→ **ASSIGNMENT**: Rewrite the crankshaft sensor passage from the words containing "So without perfect" through "on your side.", changing "crankshaft position sensor" to "crank sensor".

→ **QUOTED PASSAGE**:
The problem we see at Karmakanix is that the crankshaft position sensor can momentarily quit functioning while reading the slots in the wheel on the crankshaft. This causes the ignition coils to quit, the spark cuts out, and the engine dies. Sometimes this also happens when trying to start the car. In some cases, a diagnostic trouble code (DTC) is generated in the engine control unit (ECU), and the check engine light comes on. Strangely, in some cases the check engine light never comes on. In many of those instances, we can catch the bad crankshaft position sensor by checking the electrical resistance. But sometimes there is no test that conclusively condemns the sensor, not even an oscilloscope voltage trace. Well, sometimes with an oscilloscope trace. We should see an even waveform with one larger glitch that corresponds to the one bigger gap on the crankshaft sensor wheel. We just have to catch it misbehaving. We believe that the sensor signal strength may be diminished when the engine stays hot for some undetermined period. We could no doubt catch that with an oscilloscope if a Karmakanix technician happened to be riding with you and was hooked up while you were driving and the problem occurred. Get the picture? There is a long history of this exact problem dating back to the 1990 Audi V8 Quattro.
Most times when the crank sensor fails and the engine dies but won’t start again, there is a code present for the crankshaft position sensor in the ECU. And most of those times, the check engine light is either on, or came on for some part of your drive. Sometimes when the engine either lost power momentarily, or died but restarted, and if there is no code, then the guessing game begins. Broken down, but no DTC, normally means either the sensor went bunk, or fuel delivery stopped. There is no code for “Fuel Pump Failed”, and the issue can also be a relay or wiring to the fuel pump. Nothing beats a dead car with a bad crankshaft position sensor, MIL lit up, and a positive DTC for ease of diagnosis. We don’t always get that.
So without perfect evidence of this problem, sometimes we just have to replace the crankshaft position sensor and see if the problem ever happens again. Frankly, our hit ratio is about 4 out of 5. Generally the sensors are not too hard to replace, taking from 1/2 hour to 1 1/2 hours. Most of the sensors cost between $50 and $150, with a few Audi flagship exceptions. Compared to the unquantifiable costs of breaking down, and the potential hazards involved, this is not a bad scenario. We do our best to communicate with the customer about the level of ultimate certainty, and hope they understand that this is our best judgement call. Remember, we are on your side.

→ **EXERCISE DATA**:
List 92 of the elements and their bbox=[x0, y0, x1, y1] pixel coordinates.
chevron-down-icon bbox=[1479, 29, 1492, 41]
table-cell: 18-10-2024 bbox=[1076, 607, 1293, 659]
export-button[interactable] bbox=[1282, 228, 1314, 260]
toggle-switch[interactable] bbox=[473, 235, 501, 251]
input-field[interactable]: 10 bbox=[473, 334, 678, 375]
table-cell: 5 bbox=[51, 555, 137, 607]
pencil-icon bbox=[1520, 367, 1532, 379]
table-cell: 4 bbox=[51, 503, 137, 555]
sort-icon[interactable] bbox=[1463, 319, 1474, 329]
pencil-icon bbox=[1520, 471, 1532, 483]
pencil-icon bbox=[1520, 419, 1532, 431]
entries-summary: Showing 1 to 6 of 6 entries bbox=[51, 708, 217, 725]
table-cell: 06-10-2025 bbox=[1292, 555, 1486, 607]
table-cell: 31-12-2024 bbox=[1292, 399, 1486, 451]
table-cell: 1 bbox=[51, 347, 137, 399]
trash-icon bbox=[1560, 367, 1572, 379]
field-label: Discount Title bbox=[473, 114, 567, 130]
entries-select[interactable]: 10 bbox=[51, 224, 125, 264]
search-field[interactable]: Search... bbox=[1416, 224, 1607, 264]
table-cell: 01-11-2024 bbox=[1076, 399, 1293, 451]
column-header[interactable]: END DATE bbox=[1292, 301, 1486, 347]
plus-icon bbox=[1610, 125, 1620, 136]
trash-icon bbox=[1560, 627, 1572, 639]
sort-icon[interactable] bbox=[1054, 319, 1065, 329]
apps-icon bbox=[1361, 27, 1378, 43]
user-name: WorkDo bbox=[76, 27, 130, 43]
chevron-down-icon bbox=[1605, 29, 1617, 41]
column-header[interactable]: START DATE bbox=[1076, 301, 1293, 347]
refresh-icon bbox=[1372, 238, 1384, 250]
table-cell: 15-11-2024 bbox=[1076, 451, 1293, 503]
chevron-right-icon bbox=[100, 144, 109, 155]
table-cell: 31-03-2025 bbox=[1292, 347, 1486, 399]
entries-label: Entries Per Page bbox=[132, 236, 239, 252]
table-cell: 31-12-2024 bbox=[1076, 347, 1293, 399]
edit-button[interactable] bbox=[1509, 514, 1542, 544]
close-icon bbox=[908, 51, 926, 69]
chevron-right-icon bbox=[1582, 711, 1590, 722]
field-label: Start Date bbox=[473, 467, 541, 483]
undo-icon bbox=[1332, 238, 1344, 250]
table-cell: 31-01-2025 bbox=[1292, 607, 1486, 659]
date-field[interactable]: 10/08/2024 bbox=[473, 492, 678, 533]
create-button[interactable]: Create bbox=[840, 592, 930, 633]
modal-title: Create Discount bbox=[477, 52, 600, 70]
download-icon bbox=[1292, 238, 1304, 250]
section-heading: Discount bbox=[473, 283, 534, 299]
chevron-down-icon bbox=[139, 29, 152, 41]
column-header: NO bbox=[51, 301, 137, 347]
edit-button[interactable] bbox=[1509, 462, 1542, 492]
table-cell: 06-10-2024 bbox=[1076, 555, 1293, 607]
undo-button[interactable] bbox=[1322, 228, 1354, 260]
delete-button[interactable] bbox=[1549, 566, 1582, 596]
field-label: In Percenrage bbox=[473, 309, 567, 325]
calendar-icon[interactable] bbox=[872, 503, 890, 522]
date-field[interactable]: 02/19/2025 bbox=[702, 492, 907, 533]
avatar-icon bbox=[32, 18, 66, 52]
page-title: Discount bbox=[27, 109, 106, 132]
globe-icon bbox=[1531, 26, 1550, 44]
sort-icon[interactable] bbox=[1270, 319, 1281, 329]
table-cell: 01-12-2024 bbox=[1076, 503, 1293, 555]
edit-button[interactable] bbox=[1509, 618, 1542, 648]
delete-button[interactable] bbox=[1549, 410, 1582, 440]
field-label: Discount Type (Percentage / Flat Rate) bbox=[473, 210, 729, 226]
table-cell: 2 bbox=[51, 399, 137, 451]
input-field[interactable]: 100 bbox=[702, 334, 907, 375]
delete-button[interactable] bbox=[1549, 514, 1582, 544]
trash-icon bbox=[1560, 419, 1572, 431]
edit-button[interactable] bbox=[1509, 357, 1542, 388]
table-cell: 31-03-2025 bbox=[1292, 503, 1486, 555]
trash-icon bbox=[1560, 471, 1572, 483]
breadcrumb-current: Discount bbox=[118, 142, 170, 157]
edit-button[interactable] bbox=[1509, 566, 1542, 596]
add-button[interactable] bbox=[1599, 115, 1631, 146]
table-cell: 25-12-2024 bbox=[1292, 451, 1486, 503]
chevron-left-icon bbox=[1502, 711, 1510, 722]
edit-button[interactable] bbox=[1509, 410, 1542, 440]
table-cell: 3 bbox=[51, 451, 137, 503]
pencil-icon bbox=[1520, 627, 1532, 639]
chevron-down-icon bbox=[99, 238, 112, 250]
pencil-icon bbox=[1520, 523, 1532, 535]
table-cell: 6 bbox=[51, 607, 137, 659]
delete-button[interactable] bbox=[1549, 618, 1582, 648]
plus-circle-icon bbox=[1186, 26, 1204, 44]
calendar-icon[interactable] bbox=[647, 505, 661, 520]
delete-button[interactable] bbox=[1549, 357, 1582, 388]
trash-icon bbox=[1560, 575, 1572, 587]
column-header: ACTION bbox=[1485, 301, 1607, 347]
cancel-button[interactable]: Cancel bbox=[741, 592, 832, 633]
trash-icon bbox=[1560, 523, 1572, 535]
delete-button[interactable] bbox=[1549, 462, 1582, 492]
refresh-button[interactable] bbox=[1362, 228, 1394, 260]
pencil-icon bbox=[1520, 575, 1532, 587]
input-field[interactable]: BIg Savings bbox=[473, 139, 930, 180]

→ **EXERCISE ANSWER**:
So without perfect evidence of this problem, sometimes we just have to replace the crank sensor and see if the problem ever happens again. Frankly, our hit ratio is about 4 out of 5. Generally the sensors are not too hard to replace, taking from 1/2 hour to 1 1/2 hours. Most of the sensors cost between $50 and $150, with a few Audi flagship exceptions. Compared to the unquantifiable costs of breaking down, and the potential hazards involved, this is not a bad scenario. We do our best to communicate with the customer about the level of ultimate certainty, and hope they understand that this is our best judgement call. Remember, we are on your side.